» DATASET:

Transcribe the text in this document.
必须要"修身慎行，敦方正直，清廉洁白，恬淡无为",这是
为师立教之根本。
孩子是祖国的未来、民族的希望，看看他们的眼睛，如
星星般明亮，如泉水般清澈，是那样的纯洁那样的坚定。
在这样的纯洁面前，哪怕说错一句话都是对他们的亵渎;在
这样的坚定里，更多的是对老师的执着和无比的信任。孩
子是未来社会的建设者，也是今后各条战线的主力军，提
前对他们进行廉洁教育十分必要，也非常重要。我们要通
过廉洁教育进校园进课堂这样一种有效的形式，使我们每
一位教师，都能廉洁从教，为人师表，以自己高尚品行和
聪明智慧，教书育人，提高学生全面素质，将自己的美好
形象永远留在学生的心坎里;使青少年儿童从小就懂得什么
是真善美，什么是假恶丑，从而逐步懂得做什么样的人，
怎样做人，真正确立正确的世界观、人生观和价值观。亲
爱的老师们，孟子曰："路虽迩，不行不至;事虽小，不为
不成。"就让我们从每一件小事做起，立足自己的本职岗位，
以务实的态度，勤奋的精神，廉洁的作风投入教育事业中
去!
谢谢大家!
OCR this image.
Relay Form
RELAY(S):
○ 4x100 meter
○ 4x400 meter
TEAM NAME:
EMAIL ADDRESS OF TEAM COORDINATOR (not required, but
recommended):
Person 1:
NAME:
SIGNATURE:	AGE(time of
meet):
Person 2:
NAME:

...

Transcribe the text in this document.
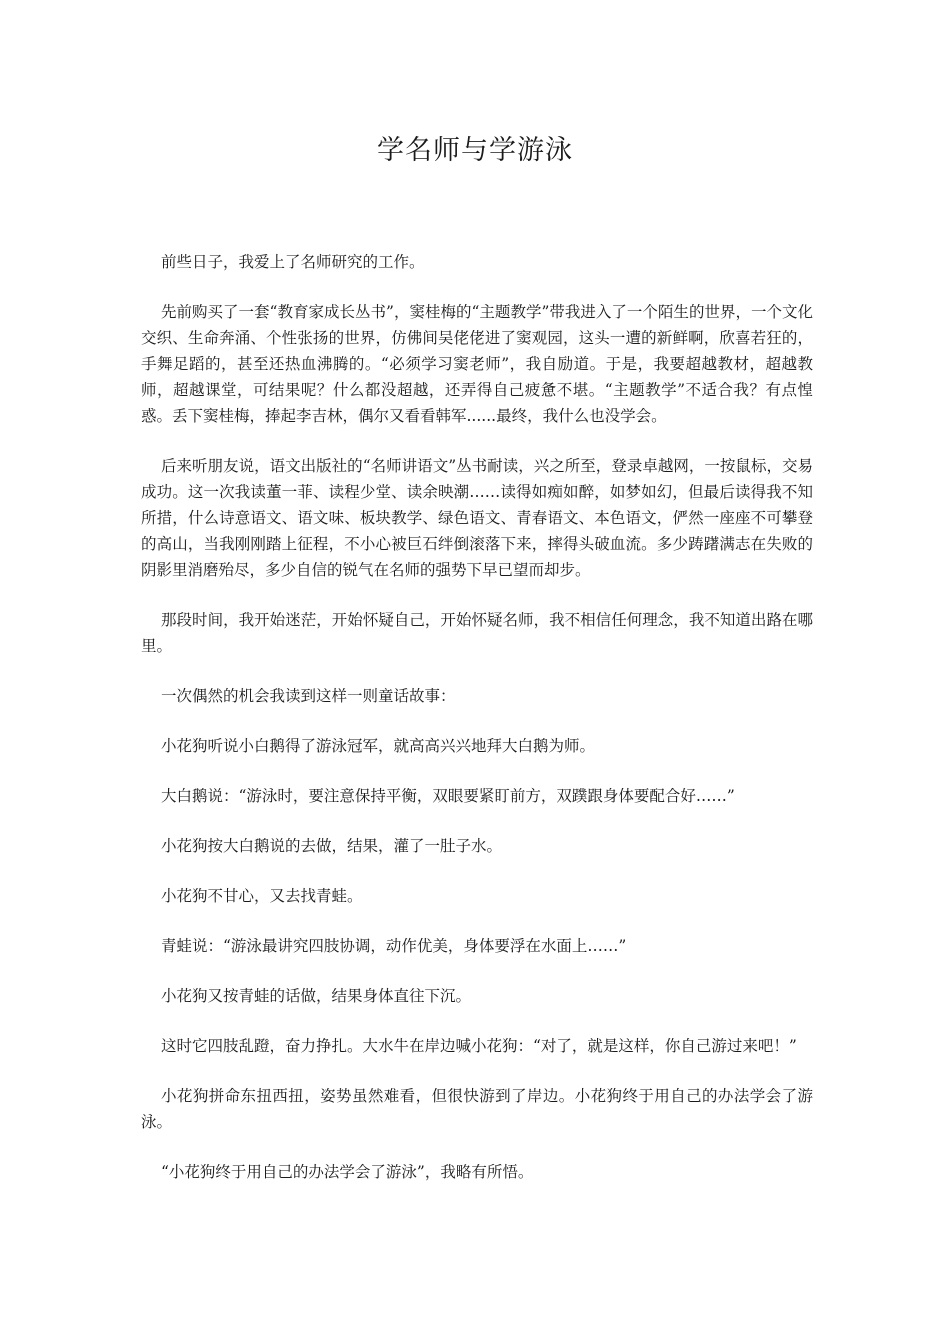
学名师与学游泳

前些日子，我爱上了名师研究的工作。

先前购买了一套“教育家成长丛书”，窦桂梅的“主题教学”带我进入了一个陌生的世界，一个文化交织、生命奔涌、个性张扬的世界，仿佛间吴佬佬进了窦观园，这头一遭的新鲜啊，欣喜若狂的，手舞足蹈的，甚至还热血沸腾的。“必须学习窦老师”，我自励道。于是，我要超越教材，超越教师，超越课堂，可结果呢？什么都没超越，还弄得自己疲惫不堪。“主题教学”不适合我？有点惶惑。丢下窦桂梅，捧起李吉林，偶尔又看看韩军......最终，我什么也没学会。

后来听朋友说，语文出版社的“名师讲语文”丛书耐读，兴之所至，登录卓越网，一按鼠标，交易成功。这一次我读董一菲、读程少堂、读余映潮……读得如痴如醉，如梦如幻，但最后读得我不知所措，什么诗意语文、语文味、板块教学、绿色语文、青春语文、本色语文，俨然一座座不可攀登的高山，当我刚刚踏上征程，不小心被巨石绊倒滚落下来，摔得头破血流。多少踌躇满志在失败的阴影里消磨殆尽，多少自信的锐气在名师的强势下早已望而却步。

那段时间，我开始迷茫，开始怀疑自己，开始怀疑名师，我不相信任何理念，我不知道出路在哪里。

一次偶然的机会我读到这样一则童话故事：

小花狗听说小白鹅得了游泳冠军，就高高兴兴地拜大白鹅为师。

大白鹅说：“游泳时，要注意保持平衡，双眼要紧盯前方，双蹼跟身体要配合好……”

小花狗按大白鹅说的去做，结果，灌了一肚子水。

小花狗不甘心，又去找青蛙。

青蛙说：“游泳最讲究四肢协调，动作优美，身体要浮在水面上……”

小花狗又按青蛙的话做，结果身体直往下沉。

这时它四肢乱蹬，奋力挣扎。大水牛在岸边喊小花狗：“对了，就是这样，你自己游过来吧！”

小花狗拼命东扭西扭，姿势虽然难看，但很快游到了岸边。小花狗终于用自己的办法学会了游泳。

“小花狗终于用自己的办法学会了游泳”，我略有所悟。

* * *

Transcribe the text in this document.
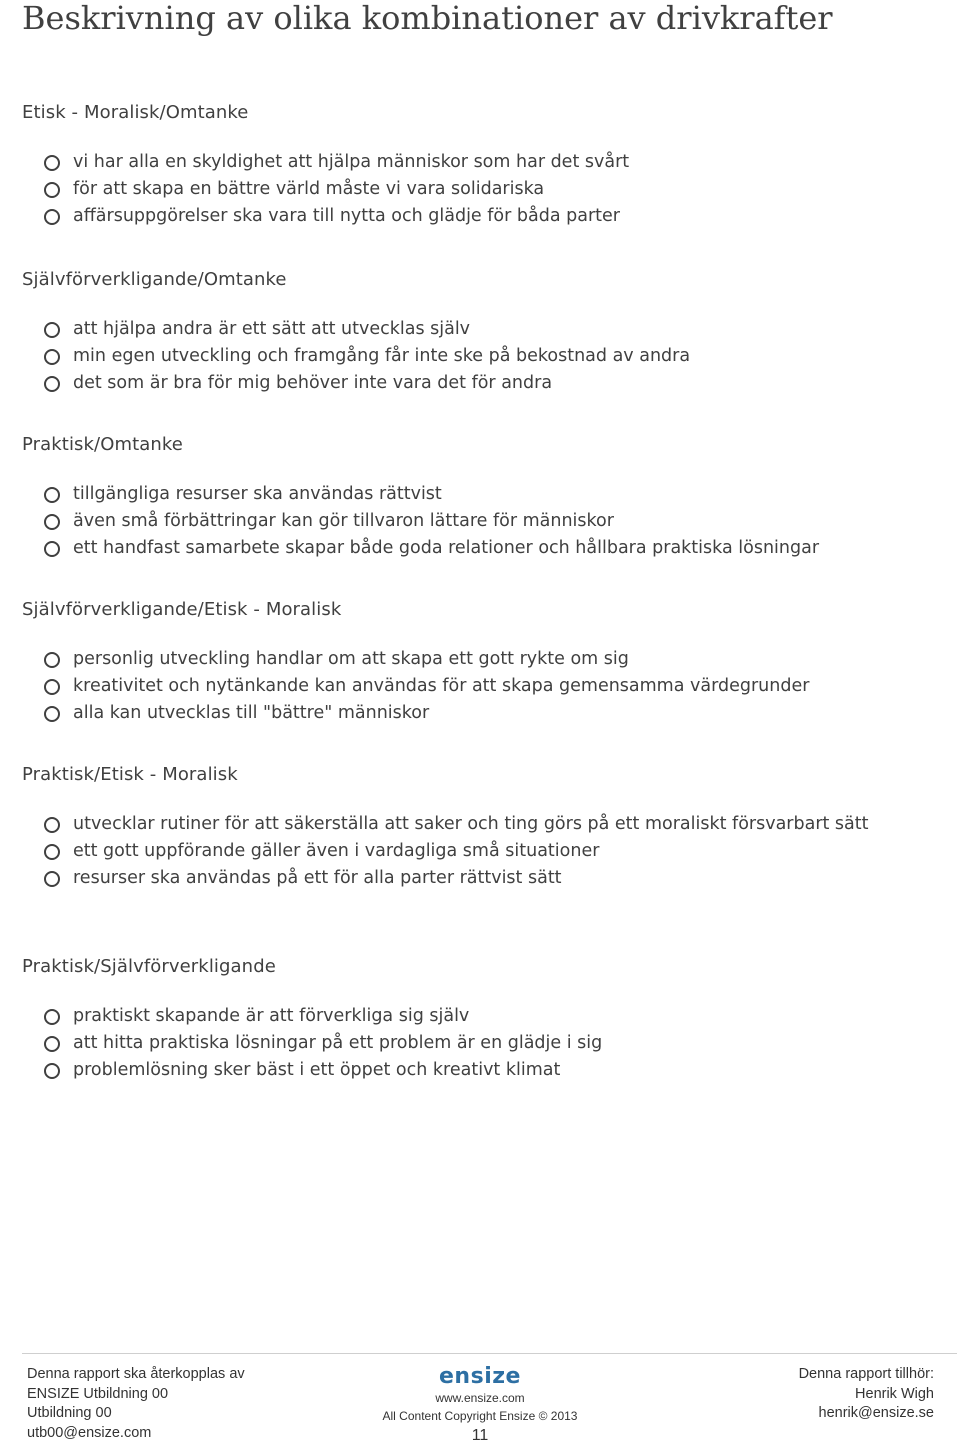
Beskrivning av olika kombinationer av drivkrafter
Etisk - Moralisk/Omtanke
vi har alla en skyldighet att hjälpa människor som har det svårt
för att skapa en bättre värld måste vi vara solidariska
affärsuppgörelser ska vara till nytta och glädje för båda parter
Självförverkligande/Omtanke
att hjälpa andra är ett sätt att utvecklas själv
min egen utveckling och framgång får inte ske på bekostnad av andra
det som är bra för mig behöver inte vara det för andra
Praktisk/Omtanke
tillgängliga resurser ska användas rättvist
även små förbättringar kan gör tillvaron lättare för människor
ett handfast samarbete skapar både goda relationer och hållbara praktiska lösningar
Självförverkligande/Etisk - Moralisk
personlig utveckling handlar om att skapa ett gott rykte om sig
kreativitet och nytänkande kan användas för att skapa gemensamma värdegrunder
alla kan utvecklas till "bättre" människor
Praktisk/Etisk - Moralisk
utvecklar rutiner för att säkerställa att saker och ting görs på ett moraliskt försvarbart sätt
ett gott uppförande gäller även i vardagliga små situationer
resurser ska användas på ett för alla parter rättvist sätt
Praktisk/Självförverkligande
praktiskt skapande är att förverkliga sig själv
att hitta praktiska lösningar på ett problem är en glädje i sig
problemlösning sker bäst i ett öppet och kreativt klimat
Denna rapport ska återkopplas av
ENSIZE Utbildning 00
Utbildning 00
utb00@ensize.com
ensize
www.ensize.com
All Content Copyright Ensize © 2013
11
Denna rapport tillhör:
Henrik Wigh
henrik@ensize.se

» WRITTEN EXERCISE: Each line above that holds the string "utveckling" should be copied and shown.

» SOLUTION:
min egen utveckling och framgång får inte ske på bekostnad av andra
personlig utveckling handlar om att skapa ett gott rykte om sig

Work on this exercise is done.